Reproduce each record exactly.

[Stored data entries]
——————————
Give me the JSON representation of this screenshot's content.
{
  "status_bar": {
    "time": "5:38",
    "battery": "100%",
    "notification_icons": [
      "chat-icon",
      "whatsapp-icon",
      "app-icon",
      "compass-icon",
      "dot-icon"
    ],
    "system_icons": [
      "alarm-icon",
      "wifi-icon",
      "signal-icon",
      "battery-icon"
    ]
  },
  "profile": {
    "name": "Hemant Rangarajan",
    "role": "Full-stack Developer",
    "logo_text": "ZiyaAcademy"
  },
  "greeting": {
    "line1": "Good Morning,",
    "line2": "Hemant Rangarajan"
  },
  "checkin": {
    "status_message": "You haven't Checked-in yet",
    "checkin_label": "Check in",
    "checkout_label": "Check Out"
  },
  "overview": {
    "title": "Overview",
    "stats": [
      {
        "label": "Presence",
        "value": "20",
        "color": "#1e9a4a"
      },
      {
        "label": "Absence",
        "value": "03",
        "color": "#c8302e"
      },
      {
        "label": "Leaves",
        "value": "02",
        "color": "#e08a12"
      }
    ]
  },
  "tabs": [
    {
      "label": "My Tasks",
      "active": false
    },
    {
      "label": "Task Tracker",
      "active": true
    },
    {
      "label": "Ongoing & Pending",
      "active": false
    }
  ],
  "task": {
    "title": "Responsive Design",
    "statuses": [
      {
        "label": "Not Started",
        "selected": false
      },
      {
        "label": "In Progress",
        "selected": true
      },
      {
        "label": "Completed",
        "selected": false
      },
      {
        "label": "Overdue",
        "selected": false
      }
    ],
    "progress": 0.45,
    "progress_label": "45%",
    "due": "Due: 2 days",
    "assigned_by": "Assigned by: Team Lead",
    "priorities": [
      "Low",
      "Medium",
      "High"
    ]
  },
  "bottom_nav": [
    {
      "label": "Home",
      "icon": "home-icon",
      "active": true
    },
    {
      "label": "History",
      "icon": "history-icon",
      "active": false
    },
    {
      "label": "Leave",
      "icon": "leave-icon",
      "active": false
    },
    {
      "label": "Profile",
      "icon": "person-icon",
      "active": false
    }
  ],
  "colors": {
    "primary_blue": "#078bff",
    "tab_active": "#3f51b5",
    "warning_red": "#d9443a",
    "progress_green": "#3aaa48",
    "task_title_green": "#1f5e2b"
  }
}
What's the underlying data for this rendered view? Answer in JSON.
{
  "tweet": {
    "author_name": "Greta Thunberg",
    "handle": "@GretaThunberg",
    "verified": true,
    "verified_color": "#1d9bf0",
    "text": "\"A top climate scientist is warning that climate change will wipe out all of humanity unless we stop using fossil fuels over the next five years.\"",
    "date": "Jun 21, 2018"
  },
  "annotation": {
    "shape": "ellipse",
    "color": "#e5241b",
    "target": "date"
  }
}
——————————
◆ **Result of the exercise**
Give me the JSON representation of this screenshot's content.
{
  "status_bar": {
    "time": "5:38",
    "battery": "100%",
    "notification_icons": [
      "chat-icon",
      "whatsapp-icon",
      "app-icon",
      "compass-icon",
      "dot-icon"
    ],
    "system_icons": [
      "alarm-icon",
      "wifi-icon",
      "signal-icon",
      "battery-icon"
    ]
  },
  "profile": {
    "name": "Hemant Rangarajan",
    "role": "Full-stack Developer",
    "logo_text": "ZiyaAcademy"
  },
  "greeting": {
    "line1": "Good Morning,",
    "line2": "Hemant Rangarajan"
  },
  "checkin": {
    "status_message": "You haven't Checked-in yet",
    "checkin_label": "Check in",
    "checkout_label": "Check Out"
  },
  "overview": {
    "title": "Overview",
    "stats": [
      {
        "label": "Presence",
        "value": "20",
        "color": "#1e9a4a"
      },
      {
        "label": "Absence",
        "value": "03",
        "color": "#c8302e"
      },
      {
        "label": "Leaves",
        "value": "02",
        "color": "#e08a12"
      }
    ]
  },
  "tabs": [
    {
      "label": "My Tasks",
      "active": false
    },
    {
      "label": "Task Tracker",
      "active": true
    },
    {
      "label": "Ongoing & Pending",
      "active": false
    }
  ],
  "task": {
    "title": "Responsive Design",
    "statuses": [
      {
        "label": "Not Started",
        "selected": false
      },
      {
        "label": "In Progress",
        "selected": true
      },
      {
        "label": "Completed",
        "selected": false
      },
      {
        "label": "Overdue",
        "selected": false
      }
    ],
    "progress": 0.45,
    "progress_label": "45%",
    "due": "Due: 2 days",
    "assigned_by": "Assigned by: Team Lead",
    "priorities": [
      "Low",
      "Medium",
      "High"
    ]
  },
  "bottom_nav": [
    {
      "label": "Home",
      "icon": "home-icon",
      "active": true
    },
    {
      "label": "History",
      "icon": "history-icon",
      "active": false
    },
    {
      "label": "Leave",
      "icon": "leave-icon",
      "active": false
    },
    {
      "label": "Profile",
      "icon": "person-icon",
      "active": false
    }
  ],
  "colors": {
    "primary_blue": "#078bff",
    "tab_active": "#3f51b5",
    "warning_red": "#d9443a",
    "progress_green": "#3aaa48",
    "task_title_green": "#1f5e2b"
  }
}
What's the underlying data for this rendered view? Answer in JSON.
{
  "tweet": {
    "author_name": "Greta Thunberg",
    "handle": "@GretaThunberg",
    "verified": true,
    "verified_color": "#1d9bf0",
    "text": "\"A top climate scientist is warning that climate change will wipe out all of humanity unless we stop using fossil fuels over the next five years.\"",
    "date": "Jun 21, 2018"
  },
  "annotation": {
    "shape": "ellipse",
    "color": "#e5241b",
    "target": "date"
  }
}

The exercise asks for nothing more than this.